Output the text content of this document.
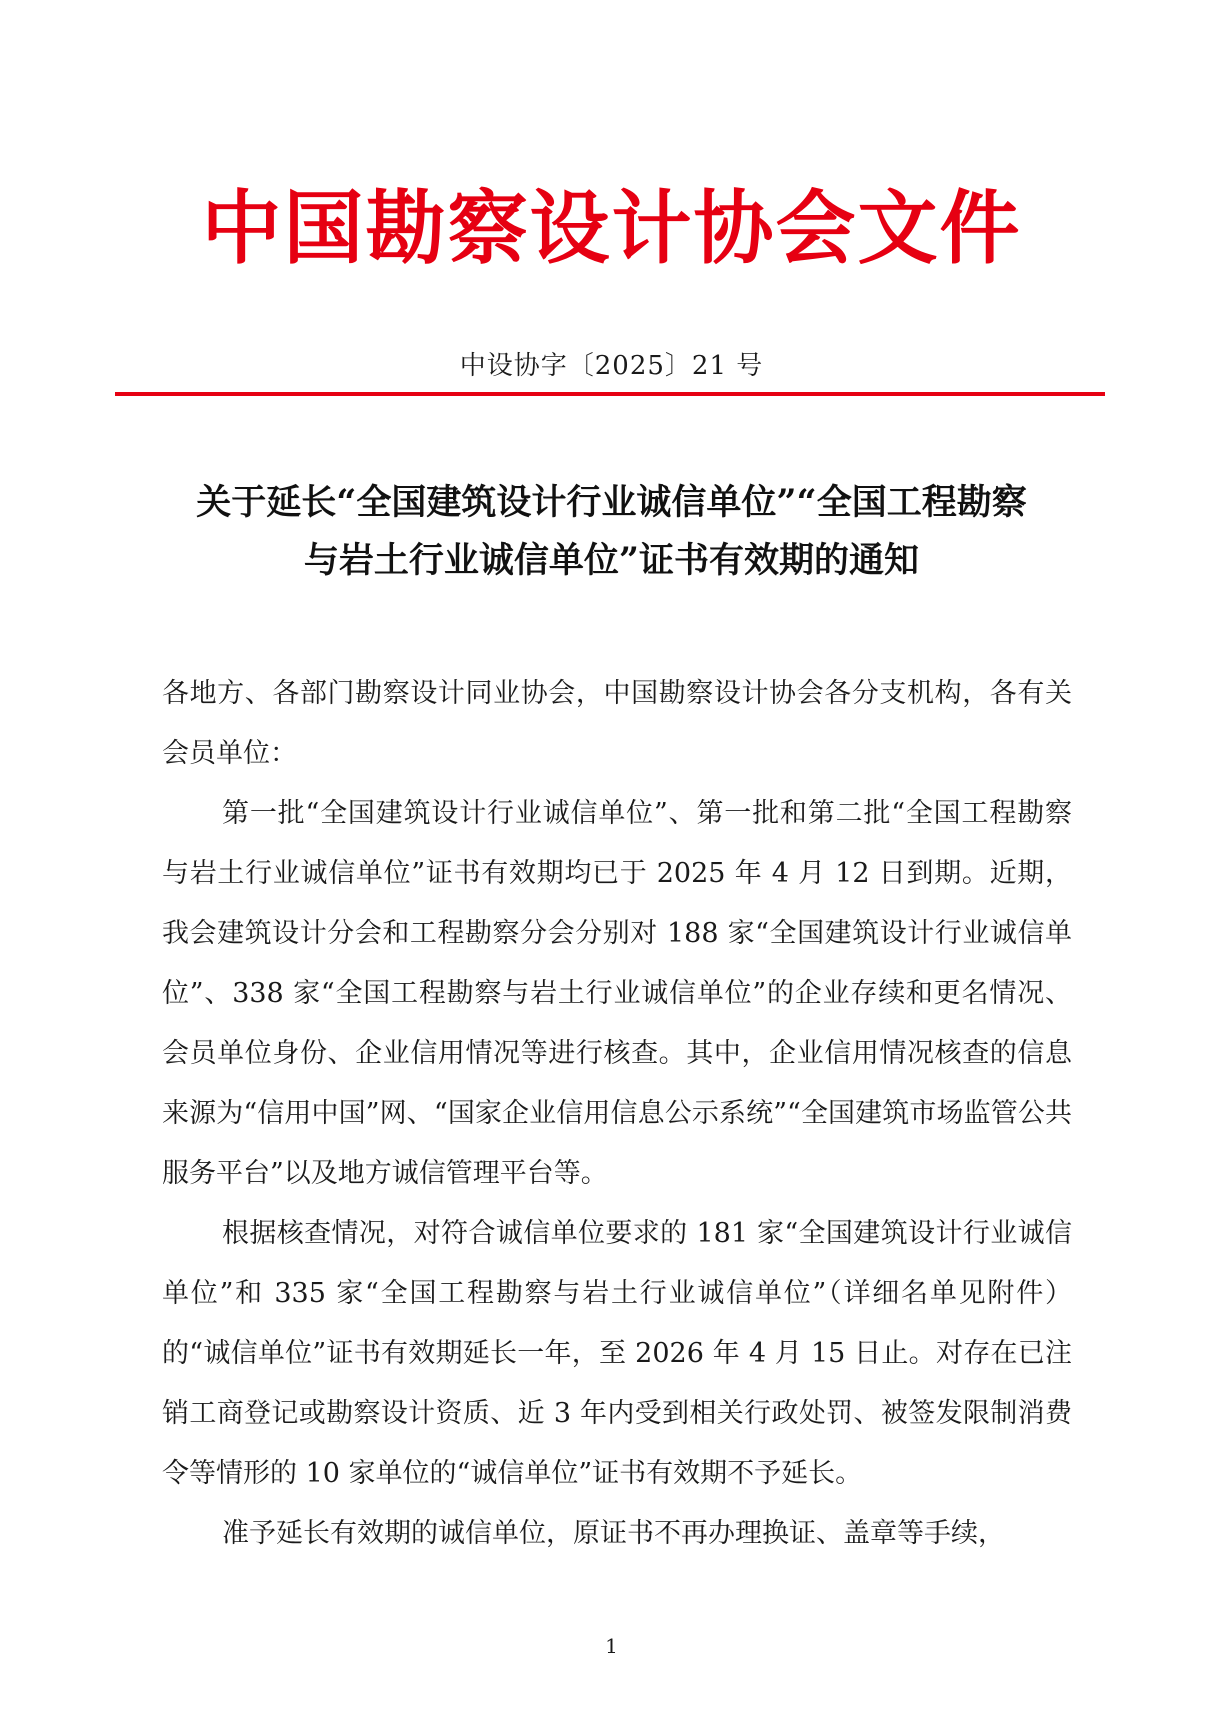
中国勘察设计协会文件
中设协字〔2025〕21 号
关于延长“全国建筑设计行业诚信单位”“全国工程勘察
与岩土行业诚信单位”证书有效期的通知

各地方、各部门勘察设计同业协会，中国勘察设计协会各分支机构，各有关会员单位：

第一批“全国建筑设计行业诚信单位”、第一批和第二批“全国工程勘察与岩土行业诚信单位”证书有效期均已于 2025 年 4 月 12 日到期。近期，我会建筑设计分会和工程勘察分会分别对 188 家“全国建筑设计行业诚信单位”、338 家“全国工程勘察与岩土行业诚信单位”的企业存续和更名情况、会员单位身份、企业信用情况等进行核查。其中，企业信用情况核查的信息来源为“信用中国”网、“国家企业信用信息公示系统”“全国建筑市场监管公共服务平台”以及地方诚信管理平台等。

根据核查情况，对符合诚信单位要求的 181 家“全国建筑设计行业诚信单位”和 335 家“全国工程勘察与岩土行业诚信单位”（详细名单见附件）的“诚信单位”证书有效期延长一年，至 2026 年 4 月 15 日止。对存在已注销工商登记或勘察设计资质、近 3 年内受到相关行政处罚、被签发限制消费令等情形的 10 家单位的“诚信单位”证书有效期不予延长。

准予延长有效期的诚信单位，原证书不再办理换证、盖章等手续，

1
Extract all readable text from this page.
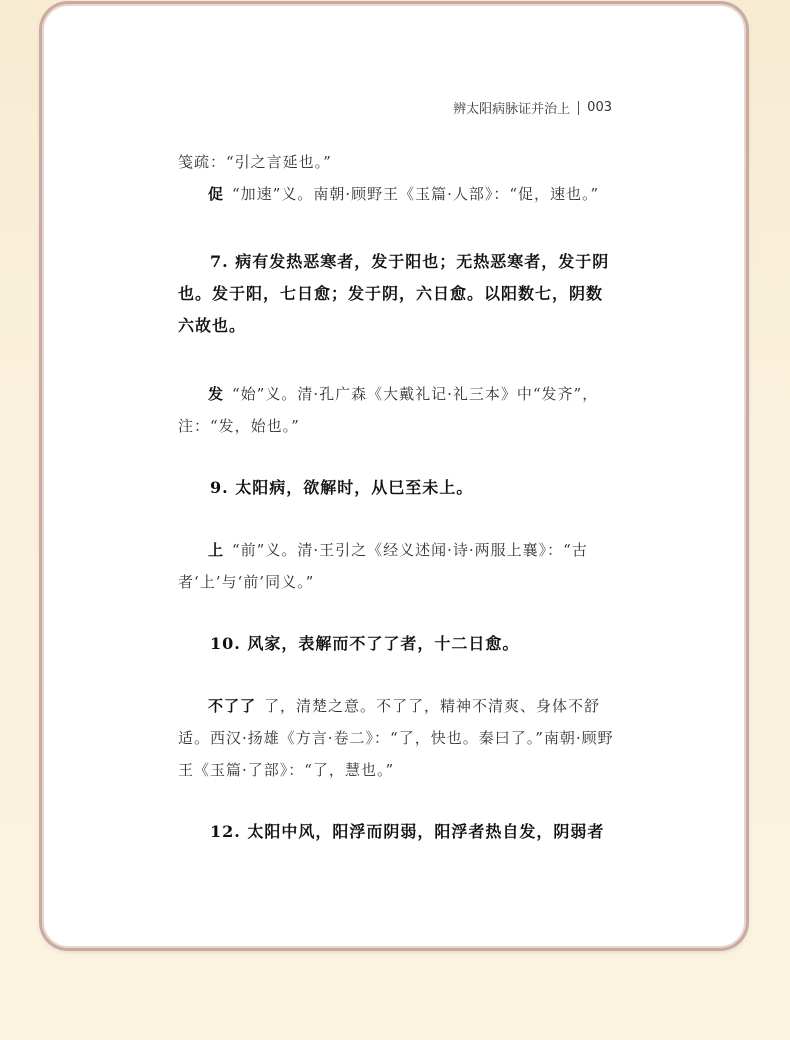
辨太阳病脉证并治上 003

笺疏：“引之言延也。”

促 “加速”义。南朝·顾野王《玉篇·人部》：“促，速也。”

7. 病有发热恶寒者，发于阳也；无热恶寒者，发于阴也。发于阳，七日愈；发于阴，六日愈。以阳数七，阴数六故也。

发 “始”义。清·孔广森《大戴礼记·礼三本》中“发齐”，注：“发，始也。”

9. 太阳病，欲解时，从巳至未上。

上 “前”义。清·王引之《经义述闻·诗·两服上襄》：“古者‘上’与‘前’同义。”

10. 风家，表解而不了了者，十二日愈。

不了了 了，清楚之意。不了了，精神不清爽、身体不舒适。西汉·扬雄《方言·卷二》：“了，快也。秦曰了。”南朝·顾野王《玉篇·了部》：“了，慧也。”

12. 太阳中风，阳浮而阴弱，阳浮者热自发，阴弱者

· · · · ·

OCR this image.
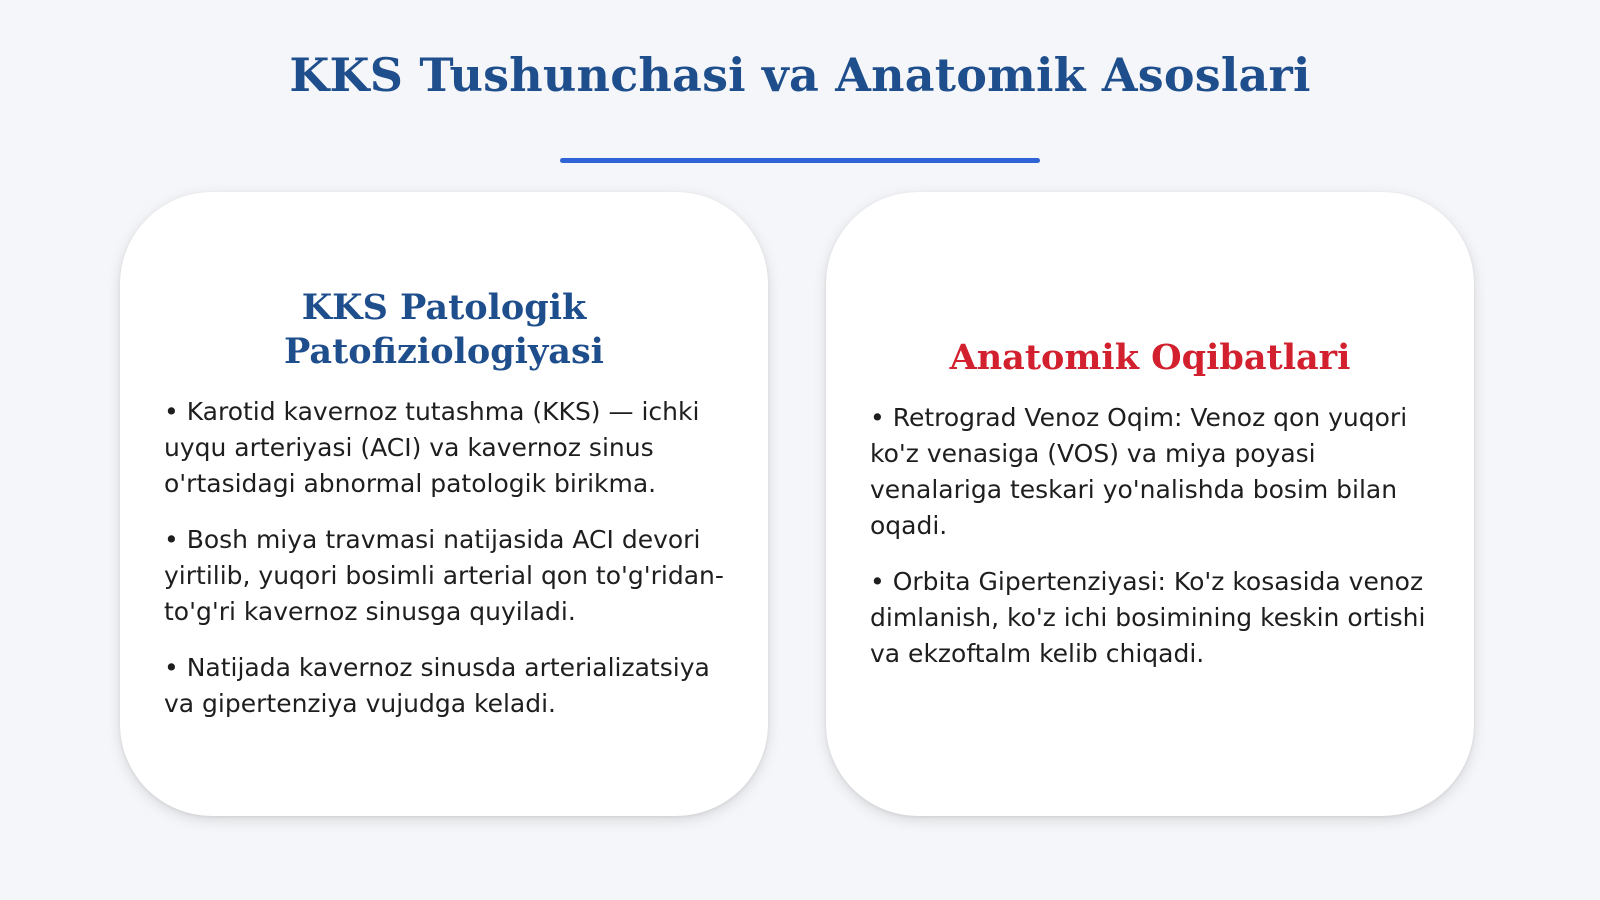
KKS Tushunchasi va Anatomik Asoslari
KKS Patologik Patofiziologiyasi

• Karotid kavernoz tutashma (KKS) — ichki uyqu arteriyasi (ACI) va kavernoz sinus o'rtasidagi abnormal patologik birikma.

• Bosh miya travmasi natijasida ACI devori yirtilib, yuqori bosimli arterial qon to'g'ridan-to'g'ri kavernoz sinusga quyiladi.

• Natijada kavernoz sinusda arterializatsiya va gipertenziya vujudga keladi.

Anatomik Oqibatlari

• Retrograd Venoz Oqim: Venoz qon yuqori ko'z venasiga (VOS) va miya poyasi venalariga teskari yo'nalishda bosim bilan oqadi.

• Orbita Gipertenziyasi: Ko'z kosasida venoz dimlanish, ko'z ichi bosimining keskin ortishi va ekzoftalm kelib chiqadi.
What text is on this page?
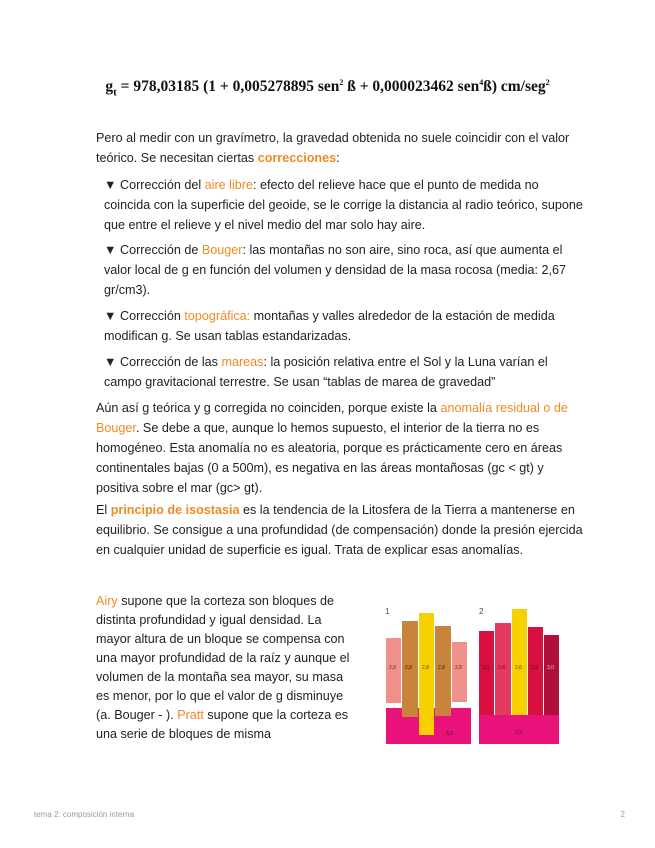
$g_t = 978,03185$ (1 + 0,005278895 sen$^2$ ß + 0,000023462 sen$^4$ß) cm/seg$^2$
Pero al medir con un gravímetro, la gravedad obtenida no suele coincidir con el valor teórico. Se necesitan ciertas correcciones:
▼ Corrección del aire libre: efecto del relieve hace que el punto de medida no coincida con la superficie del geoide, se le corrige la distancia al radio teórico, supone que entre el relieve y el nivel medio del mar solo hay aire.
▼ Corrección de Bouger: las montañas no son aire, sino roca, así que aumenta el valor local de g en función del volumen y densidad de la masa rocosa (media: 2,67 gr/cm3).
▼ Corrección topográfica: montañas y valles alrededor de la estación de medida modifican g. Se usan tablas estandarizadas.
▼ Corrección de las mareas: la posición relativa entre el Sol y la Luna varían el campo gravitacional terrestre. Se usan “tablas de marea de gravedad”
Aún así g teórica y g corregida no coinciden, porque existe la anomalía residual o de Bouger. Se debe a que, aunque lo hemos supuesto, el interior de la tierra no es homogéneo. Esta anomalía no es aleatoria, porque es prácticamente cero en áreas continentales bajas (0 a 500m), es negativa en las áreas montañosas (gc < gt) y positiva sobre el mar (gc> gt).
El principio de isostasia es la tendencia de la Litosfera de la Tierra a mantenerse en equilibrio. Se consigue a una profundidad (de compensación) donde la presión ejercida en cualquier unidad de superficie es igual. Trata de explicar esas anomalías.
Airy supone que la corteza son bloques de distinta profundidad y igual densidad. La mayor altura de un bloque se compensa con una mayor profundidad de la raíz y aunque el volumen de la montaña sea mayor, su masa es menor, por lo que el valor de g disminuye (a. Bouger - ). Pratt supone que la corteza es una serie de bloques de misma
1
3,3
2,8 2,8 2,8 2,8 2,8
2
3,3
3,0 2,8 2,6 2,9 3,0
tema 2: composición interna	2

· · · · ·

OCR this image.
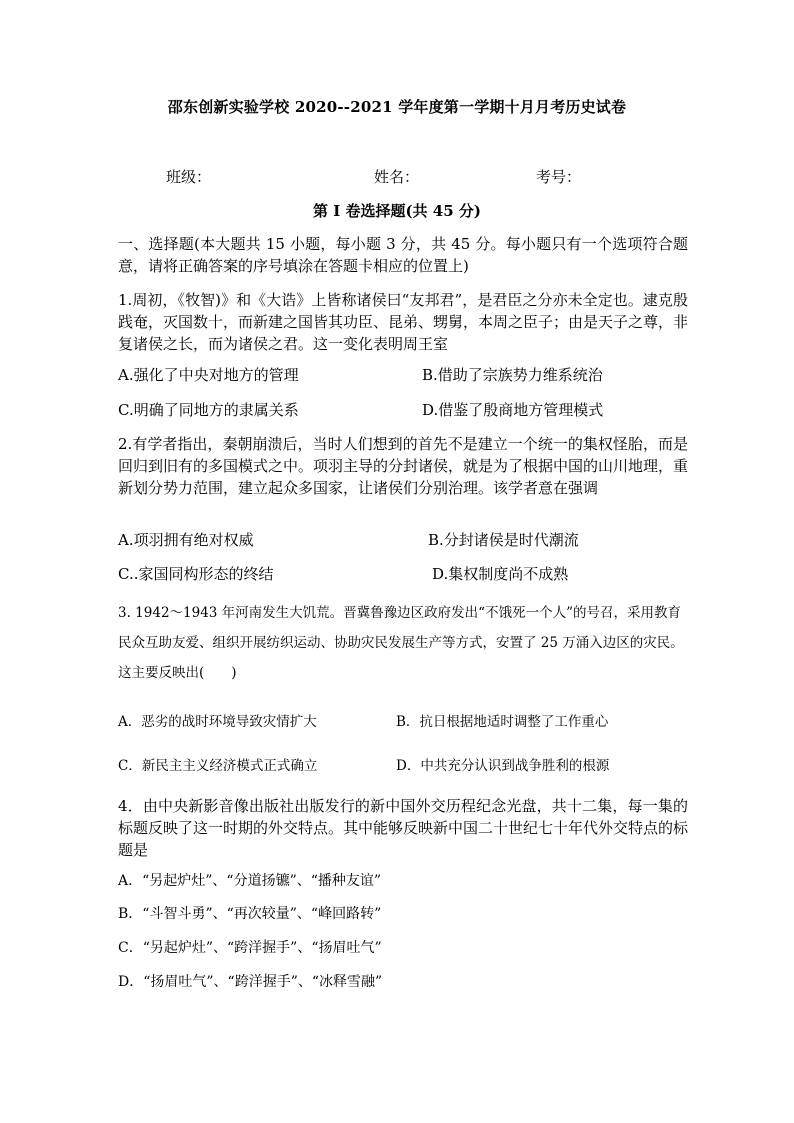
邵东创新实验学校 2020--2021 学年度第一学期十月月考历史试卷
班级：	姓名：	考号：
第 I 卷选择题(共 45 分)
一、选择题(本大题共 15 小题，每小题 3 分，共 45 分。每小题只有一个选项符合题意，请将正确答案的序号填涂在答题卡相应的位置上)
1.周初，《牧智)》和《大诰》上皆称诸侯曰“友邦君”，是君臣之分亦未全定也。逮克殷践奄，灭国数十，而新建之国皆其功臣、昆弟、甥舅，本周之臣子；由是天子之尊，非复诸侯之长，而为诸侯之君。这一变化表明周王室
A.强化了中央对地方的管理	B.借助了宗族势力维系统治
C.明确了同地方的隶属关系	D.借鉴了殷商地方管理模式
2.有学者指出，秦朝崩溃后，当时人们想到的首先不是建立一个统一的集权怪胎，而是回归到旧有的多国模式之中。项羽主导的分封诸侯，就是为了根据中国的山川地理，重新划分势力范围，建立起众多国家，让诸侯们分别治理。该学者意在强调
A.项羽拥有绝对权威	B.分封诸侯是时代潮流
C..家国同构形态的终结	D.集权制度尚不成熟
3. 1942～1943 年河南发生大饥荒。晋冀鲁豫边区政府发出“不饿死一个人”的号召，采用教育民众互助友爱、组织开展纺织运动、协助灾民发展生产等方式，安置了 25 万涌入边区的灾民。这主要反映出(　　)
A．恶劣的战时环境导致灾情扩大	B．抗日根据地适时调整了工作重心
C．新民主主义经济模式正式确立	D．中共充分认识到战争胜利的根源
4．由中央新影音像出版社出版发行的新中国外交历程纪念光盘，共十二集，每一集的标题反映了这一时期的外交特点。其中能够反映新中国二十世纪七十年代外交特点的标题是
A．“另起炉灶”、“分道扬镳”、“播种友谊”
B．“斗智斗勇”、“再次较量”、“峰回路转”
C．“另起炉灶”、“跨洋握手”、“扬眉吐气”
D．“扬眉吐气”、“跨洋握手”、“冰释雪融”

· · · · ·

Scan the material above. Copy each line that holds the word "Anatomik".

KKS Tushunchasi va Anatomik Asoslari
Anatomik Oqibatlari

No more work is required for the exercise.